Written exercise » Rewrite every line of the records below as a Markdown table with a Row column for the number and a Line column for the text. Skip blank lines and leave the pictures out.

Material for the task »
:::

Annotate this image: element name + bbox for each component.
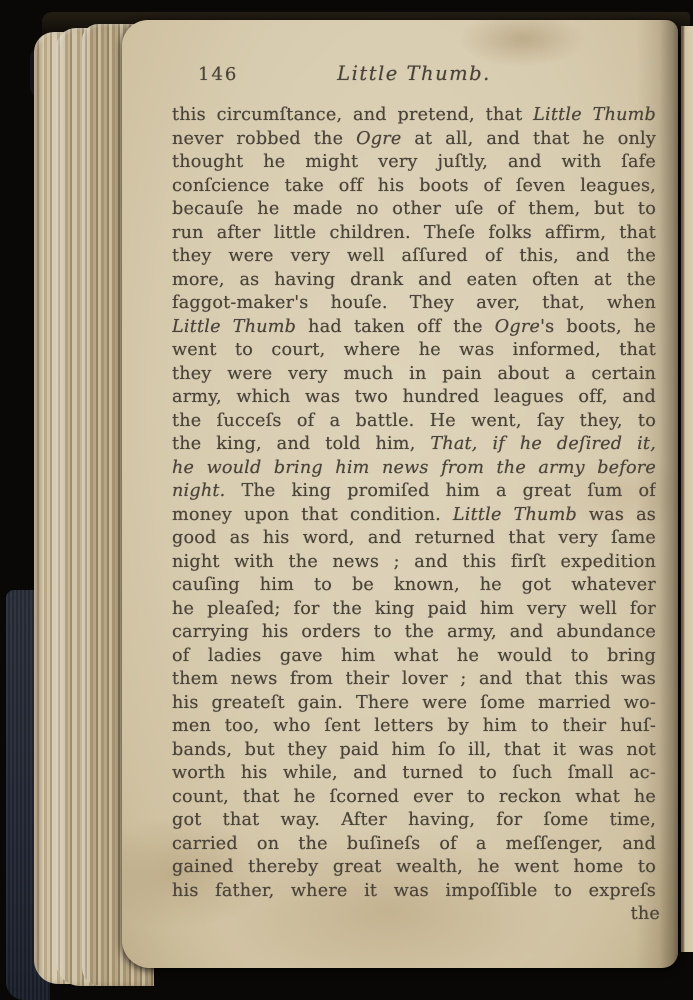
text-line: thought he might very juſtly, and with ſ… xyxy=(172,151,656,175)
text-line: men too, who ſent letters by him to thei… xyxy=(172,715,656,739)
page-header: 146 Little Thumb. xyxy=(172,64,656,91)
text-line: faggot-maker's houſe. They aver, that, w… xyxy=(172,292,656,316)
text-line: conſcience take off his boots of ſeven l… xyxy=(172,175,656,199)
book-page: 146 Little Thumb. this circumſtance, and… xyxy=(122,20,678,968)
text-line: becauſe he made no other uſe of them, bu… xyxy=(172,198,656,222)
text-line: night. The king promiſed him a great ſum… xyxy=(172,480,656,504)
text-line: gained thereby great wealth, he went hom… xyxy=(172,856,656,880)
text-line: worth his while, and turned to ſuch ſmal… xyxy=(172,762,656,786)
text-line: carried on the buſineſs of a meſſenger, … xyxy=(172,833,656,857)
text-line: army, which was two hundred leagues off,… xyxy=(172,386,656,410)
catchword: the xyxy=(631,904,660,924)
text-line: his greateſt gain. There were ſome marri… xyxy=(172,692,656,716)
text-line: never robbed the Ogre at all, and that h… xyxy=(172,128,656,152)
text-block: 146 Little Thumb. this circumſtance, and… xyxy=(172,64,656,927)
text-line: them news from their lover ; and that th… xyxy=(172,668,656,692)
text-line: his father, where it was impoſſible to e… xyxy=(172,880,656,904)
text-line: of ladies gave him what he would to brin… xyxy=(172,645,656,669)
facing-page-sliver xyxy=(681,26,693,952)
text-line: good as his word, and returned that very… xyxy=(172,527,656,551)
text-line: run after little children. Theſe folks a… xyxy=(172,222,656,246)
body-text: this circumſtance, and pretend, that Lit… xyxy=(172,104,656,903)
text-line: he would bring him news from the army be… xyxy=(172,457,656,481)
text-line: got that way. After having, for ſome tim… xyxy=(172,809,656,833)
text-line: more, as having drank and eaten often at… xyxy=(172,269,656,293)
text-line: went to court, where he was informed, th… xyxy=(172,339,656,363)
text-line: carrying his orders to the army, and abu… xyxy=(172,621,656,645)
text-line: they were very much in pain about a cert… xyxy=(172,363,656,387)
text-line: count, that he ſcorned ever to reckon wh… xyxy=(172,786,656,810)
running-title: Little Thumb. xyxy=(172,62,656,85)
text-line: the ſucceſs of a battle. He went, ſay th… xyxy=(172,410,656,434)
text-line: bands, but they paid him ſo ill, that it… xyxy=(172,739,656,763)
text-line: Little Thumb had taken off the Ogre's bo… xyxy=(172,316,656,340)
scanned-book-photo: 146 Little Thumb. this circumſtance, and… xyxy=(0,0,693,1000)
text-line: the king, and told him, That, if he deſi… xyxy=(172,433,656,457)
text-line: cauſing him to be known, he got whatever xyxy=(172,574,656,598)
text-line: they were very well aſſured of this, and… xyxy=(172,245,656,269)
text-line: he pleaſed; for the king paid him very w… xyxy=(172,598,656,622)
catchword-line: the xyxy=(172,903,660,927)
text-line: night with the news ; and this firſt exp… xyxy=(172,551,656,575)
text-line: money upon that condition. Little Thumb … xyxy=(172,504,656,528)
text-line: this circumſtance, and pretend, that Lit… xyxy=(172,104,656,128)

:::

Result of the exercise »
| Row | Line |
|---|---|
| 1 | Annotate this image: element name + bbox for each component. |
| 2 | text-line: thought he might very juſtly, and with ſ… xyxy=(172,151,656,175) |
| 3 | text-line: men too, who ſent letters by him to thei… xyxy=(172,715,656,739) |
| 4 | page-header: 146 Little Thumb. xyxy=(172,64,656,91) |
| 5 | text-line: faggot-maker's houſe. They aver, that, w… xyxy=(172,292,656,316) |
| 6 | text-line: conſcience take off his boots of ſeven l… xyxy=(172,175,656,199) |
| 7 | book-page: 146 Little Thumb. this circumſtance, and… xyxy=(122,20,678,968) |
| 8 | text-line: becauſe he made no other uſe of them, bu… xyxy=(172,198,656,222) |
| 9 | text-line: night. The king promiſed him a great ſum… xyxy=(172,480,656,504) |
| 10 | text-line: gained thereby great wealth, he went hom… xyxy=(172,856,656,880) |
| 11 | text-line: worth his while, and turned to ſuch ſmal… xyxy=(172,762,656,786) |
| 12 | text-line: carried on the buſineſs of a meſſenger, … xyxy=(172,833,656,857) |
| 13 | text-line: army, which was two hundred leagues off,… xyxy=(172,386,656,410) |
| 14 | catchword: the xyxy=(631,904,660,924) |
| 15 | text-line: his greateſt gain. There were ſome marri… xyxy=(172,692,656,716) |
| 16 | text-line: never robbed the Ogre at all, and that h… xyxy=(172,128,656,152) |
| 17 | text-block: 146 Little Thumb. this circumſtance, and… xyxy=(172,64,656,927) |
| 18 | text-line: them news from their lover ; and that th… xyxy=(172,668,656,692) |
| 19 | text-line: his father, where it was impoſſible to e… xyxy=(172,880,656,904) |
| 20 | text-line: of ladies gave him what he would to brin… xyxy=(172,645,656,669) |
| 21 | facing-page-sliver xyxy=(681,26,693,952) |
| 22 | text-line: good as his word, and returned that very… xyxy=(172,527,656,551) |
| 23 | text-line: run after little children. Theſe folks a… xyxy=(172,222,656,246) |
| 24 | body-text: this circumſtance, and pretend, that Lit… xyxy=(172,104,656,903) |
| 25 | text-line: he would bring him news from the army be… xyxy=(172,457,656,481) |
| 26 | text-line: got that way. After having, for ſome tim… xyxy=(172,809,656,833) |
| 27 | text-line: more, as having drank and eaten often at… xyxy=(172,269,656,293) |
| 28 | text-line: went to court, where he was informed, th… xyxy=(172,339,656,363) |
| 29 | text-line: carrying his orders to the army, and abu… xyxy=(172,621,656,645) |
| 30 | text-line: they were very much in pain about a cert… xyxy=(172,363,656,387) |
| 31 | text-line: count, that he ſcorned ever to reckon wh… xyxy=(172,786,656,810) |
| 32 | running-title: Little Thumb. xyxy=(172,62,656,85) |
| 33 | text-line: the ſucceſs of a battle. He went, ſay th… xyxy=(172,410,656,434) |
| 34 | text-line: bands, but they paid him ſo ill, that it… xyxy=(172,739,656,763) |
| 35 | text-line: Little Thumb had taken off the Ogre's bo… xyxy=(172,316,656,340) |
| 36 | scanned-book-photo: 146 Little Thumb. this circumſtance, and… xyxy=(0,0,693,1000) |
| 37 | text-line: the king, and told him, That, if he deſi… xyxy=(172,433,656,457) |
| 38 | text-line: cauſing him to be known, he got whatever xyxy=(172,574,656,598) |
| 39 | text-line: they were very well aſſured of this, and… xyxy=(172,245,656,269) |
| 40 | text-line: he pleaſed; for the king paid him very w… xyxy=(172,598,656,622) |
| 41 | catchword-line: the xyxy=(172,903,660,927) |
| 42 | text-line: night with the news ; and this firſt exp… xyxy=(172,551,656,575) |
| 43 | text-line: money upon that condition. Little Thumb … xyxy=(172,504,656,528) |
| 44 | text-line: this circumſtance, and pretend, that Lit… xyxy=(172,104,656,128) |